__Aim__: Repeat, without any change, the entries presented below.

* begin *

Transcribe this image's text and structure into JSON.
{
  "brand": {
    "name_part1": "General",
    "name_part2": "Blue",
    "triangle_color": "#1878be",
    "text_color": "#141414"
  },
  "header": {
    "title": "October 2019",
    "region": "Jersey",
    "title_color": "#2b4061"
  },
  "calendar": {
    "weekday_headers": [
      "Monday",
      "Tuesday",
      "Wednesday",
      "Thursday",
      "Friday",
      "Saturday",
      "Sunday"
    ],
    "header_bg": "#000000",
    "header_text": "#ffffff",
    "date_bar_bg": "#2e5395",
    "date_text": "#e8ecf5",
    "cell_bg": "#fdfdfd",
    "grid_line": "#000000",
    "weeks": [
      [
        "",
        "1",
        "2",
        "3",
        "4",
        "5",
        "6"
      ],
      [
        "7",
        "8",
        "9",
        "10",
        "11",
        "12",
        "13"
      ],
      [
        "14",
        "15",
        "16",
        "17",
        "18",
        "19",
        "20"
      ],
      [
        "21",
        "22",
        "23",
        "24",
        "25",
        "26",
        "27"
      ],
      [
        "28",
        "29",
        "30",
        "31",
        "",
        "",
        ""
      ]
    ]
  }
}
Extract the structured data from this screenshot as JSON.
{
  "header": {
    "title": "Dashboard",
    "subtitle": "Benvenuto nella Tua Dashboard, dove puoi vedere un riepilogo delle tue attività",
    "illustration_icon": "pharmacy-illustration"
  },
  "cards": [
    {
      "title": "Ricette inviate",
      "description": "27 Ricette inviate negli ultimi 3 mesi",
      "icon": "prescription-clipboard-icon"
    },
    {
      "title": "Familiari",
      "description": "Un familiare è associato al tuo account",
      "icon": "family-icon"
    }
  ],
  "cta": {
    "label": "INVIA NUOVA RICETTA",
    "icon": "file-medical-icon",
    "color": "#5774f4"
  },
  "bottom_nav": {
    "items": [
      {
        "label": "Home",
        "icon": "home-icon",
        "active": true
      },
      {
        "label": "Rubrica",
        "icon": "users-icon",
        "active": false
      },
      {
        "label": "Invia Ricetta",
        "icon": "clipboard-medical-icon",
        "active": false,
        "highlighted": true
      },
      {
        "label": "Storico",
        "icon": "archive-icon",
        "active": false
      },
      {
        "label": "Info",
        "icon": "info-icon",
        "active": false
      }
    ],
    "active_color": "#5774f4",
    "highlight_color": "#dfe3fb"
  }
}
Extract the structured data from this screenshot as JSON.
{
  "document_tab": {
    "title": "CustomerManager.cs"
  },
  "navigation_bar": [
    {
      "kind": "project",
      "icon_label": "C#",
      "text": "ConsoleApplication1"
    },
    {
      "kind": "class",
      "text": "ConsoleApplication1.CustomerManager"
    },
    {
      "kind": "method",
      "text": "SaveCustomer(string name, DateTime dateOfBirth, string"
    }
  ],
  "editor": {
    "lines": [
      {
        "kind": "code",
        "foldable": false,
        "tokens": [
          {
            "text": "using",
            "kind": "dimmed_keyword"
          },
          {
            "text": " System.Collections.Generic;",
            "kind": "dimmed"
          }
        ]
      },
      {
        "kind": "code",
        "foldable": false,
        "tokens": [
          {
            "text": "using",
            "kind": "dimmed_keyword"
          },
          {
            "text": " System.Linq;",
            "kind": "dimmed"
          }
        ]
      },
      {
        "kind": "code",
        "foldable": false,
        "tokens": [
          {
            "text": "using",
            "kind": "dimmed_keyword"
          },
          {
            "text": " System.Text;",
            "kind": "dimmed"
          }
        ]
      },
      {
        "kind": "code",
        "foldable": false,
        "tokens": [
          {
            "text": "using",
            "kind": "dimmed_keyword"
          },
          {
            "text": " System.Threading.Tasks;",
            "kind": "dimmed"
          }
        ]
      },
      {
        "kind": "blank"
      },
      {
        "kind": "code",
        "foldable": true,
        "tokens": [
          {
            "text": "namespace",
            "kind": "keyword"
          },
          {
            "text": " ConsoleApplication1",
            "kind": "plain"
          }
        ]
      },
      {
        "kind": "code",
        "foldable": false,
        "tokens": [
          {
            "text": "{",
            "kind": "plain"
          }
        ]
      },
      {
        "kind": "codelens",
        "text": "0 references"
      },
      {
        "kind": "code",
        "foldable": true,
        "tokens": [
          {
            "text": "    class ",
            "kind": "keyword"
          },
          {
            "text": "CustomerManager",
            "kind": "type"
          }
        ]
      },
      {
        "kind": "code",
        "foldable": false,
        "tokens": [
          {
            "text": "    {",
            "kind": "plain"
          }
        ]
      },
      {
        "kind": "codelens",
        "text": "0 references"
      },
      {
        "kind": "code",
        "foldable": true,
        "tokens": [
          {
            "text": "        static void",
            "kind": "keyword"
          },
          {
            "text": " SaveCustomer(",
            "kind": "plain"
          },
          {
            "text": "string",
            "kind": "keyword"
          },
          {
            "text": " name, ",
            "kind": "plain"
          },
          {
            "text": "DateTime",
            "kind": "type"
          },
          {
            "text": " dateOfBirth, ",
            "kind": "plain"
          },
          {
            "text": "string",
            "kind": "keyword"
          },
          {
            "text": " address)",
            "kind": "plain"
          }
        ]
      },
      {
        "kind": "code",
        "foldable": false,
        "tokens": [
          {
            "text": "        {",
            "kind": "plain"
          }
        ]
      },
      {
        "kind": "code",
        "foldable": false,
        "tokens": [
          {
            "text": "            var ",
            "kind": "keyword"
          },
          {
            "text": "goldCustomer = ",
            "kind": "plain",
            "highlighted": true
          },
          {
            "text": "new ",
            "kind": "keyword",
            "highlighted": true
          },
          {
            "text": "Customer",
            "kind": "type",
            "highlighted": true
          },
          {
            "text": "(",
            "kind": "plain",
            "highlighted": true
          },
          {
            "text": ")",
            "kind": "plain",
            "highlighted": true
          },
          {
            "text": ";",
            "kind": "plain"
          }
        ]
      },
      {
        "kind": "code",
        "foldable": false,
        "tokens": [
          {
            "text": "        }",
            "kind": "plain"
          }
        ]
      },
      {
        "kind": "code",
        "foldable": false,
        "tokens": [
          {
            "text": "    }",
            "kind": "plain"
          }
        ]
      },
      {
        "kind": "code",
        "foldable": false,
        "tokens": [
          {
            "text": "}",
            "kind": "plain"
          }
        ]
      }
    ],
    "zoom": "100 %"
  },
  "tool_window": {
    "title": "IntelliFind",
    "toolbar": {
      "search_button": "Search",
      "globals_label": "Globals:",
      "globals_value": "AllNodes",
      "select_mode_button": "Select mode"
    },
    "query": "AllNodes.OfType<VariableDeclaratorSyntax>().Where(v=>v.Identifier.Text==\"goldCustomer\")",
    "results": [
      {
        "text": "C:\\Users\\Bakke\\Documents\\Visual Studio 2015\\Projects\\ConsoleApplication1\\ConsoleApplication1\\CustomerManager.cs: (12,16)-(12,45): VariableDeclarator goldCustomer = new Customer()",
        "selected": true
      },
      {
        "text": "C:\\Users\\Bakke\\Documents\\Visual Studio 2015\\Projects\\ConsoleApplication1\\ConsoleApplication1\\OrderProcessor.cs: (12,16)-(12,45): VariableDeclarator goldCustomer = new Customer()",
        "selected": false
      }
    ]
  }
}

* end *

__Problem solution__:
Transcribe this image's text and structure into JSON.
{
  "brand": {
    "name_part1": "General",
    "name_part2": "Blue",
    "triangle_color": "#1878be",
    "text_color": "#141414"
  },
  "header": {
    "title": "October 2019",
    "region": "Jersey",
    "title_color": "#2b4061"
  },
  "calendar": {
    "weekday_headers": [
      "Monday",
      "Tuesday",
      "Wednesday",
      "Thursday",
      "Friday",
      "Saturday",
      "Sunday"
    ],
    "header_bg": "#000000",
    "header_text": "#ffffff",
    "date_bar_bg": "#2e5395",
    "date_text": "#e8ecf5",
    "cell_bg": "#fdfdfd",
    "grid_line": "#000000",
    "weeks": [
      [
        "",
        "1",
        "2",
        "3",
        "4",
        "5",
        "6"
      ],
      [
        "7",
        "8",
        "9",
        "10",
        "11",
        "12",
        "13"
      ],
      [
        "14",
        "15",
        "16",
        "17",
        "18",
        "19",
        "20"
      ],
      [
        "21",
        "22",
        "23",
        "24",
        "25",
        "26",
        "27"
      ],
      [
        "28",
        "29",
        "30",
        "31",
        "",
        "",
        ""
      ]
    ]
  }
}
Extract the structured data from this screenshot as JSON.
{
  "header": {
    "title": "Dashboard",
    "subtitle": "Benvenuto nella Tua Dashboard, dove puoi vedere un riepilogo delle tue attività",
    "illustration_icon": "pharmacy-illustration"
  },
  "cards": [
    {
      "title": "Ricette inviate",
      "description": "27 Ricette inviate negli ultimi 3 mesi",
      "icon": "prescription-clipboard-icon"
    },
    {
      "title": "Familiari",
      "description": "Un familiare è associato al tuo account",
      "icon": "family-icon"
    }
  ],
  "cta": {
    "label": "INVIA NUOVA RICETTA",
    "icon": "file-medical-icon",
    "color": "#5774f4"
  },
  "bottom_nav": {
    "items": [
      {
        "label": "Home",
        "icon": "home-icon",
        "active": true
      },
      {
        "label": "Rubrica",
        "icon": "users-icon",
        "active": false
      },
      {
        "label": "Invia Ricetta",
        "icon": "clipboard-medical-icon",
        "active": false,
        "highlighted": true
      },
      {
        "label": "Storico",
        "icon": "archive-icon",
        "active": false
      },
      {
        "label": "Info",
        "icon": "info-icon",
        "active": false
      }
    ],
    "active_color": "#5774f4",
    "highlight_color": "#dfe3fb"
  }
}
Extract the structured data from this screenshot as JSON.
{
  "document_tab": {
    "title": "CustomerManager.cs"
  },
  "navigation_bar": [
    {
      "kind": "project",
      "icon_label": "C#",
      "text": "ConsoleApplication1"
    },
    {
      "kind": "class",
      "text": "ConsoleApplication1.CustomerManager"
    },
    {
      "kind": "method",
      "text": "SaveCustomer(string name, DateTime dateOfBirth, string"
    }
  ],
  "editor": {
    "lines": [
      {
        "kind": "code",
        "foldable": false,
        "tokens": [
          {
            "text": "using",
            "kind": "dimmed_keyword"
          },
          {
            "text": " System.Collections.Generic;",
            "kind": "dimmed"
          }
        ]
      },
      {
        "kind": "code",
        "foldable": false,
        "tokens": [
          {
            "text": "using",
            "kind": "dimmed_keyword"
          },
          {
            "text": " System.Linq;",
            "kind": "dimmed"
          }
        ]
      },
      {
        "kind": "code",
        "foldable": false,
        "tokens": [
          {
            "text": "using",
            "kind": "dimmed_keyword"
          },
          {
            "text": " System.Text;",
            "kind": "dimmed"
          }
        ]
      },
      {
        "kind": "code",
        "foldable": false,
        "tokens": [
          {
            "text": "using",
            "kind": "dimmed_keyword"
          },
          {
            "text": " System.Threading.Tasks;",
            "kind": "dimmed"
          }
        ]
      },
      {
        "kind": "blank"
      },
      {
        "kind": "code",
        "foldable": true,
        "tokens": [
          {
            "text": "namespace",
            "kind": "keyword"
          },
          {
            "text": " ConsoleApplication1",
            "kind": "plain"
          }
        ]
      },
      {
        "kind": "code",
        "foldable": false,
        "tokens": [
          {
            "text": "{",
            "kind": "plain"
          }
        ]
      },
      {
        "kind": "codelens",
        "text": "0 references"
      },
      {
        "kind": "code",
        "foldable": true,
        "tokens": [
          {
            "text": "    class ",
            "kind": "keyword"
          },
          {
            "text": "CustomerManager",
            "kind": "type"
          }
        ]
      },
      {
        "kind": "code",
        "foldable": false,
        "tokens": [
          {
            "text": "    {",
            "kind": "plain"
          }
        ]
      },
      {
        "kind": "codelens",
        "text": "0 references"
      },
      {
        "kind": "code",
        "foldable": true,
        "tokens": [
          {
            "text": "        static void",
            "kind": "keyword"
          },
          {
            "text": " SaveCustomer(",
            "kind": "plain"
          },
          {
            "text": "string",
            "kind": "keyword"
          },
          {
            "text": " name, ",
            "kind": "plain"
          },
          {
            "text": "DateTime",
            "kind": "type"
          },
          {
            "text": " dateOfBirth, ",
            "kind": "plain"
          },
          {
            "text": "string",
            "kind": "keyword"
          },
          {
            "text": " address)",
            "kind": "plain"
          }
        ]
      },
      {
        "kind": "code",
        "foldable": false,
        "tokens": [
          {
            "text": "        {",
            "kind": "plain"
          }
        ]
      },
      {
        "kind": "code",
        "foldable": false,
        "tokens": [
          {
            "text": "            var ",
            "kind": "keyword"
          },
          {
            "text": "goldCustomer = ",
            "kind": "plain",
            "highlighted": true
          },
          {
            "text": "new ",
            "kind": "keyword",
            "highlighted": true
          },
          {
            "text": "Customer",
            "kind": "type",
            "highlighted": true
          },
          {
            "text": "(",
            "kind": "plain",
            "highlighted": true
          },
          {
            "text": ")",
            "kind": "plain",
            "highlighted": true
          },
          {
            "text": ";",
            "kind": "plain"
          }
        ]
      },
      {
        "kind": "code",
        "foldable": false,
        "tokens": [
          {
            "text": "        }",
            "kind": "plain"
          }
        ]
      },
      {
        "kind": "code",
        "foldable": false,
        "tokens": [
          {
            "text": "    }",
            "kind": "plain"
          }
        ]
      },
      {
        "kind": "code",
        "foldable": false,
        "tokens": [
          {
            "text": "}",
            "kind": "plain"
          }
        ]
      }
    ],
    "zoom": "100 %"
  },
  "tool_window": {
    "title": "IntelliFind",
    "toolbar": {
      "search_button": "Search",
      "globals_label": "Globals:",
      "globals_value": "AllNodes",
      "select_mode_button": "Select mode"
    },
    "query": "AllNodes.OfType<VariableDeclaratorSyntax>().Where(v=>v.Identifier.Text==\"goldCustomer\")",
    "results": [
      {
        "text": "C:\\Users\\Bakke\\Documents\\Visual Studio 2015\\Projects\\ConsoleApplication1\\ConsoleApplication1\\CustomerManager.cs: (12,16)-(12,45): VariableDeclarator goldCustomer = new Customer()",
        "selected": true
      },
      {
        "text": "C:\\Users\\Bakke\\Documents\\Visual Studio 2015\\Projects\\ConsoleApplication1\\ConsoleApplication1\\OrderProcessor.cs: (12,16)-(12,45): VariableDeclarator goldCustomer = new Customer()",
        "selected": false
      }
    ]
  }
}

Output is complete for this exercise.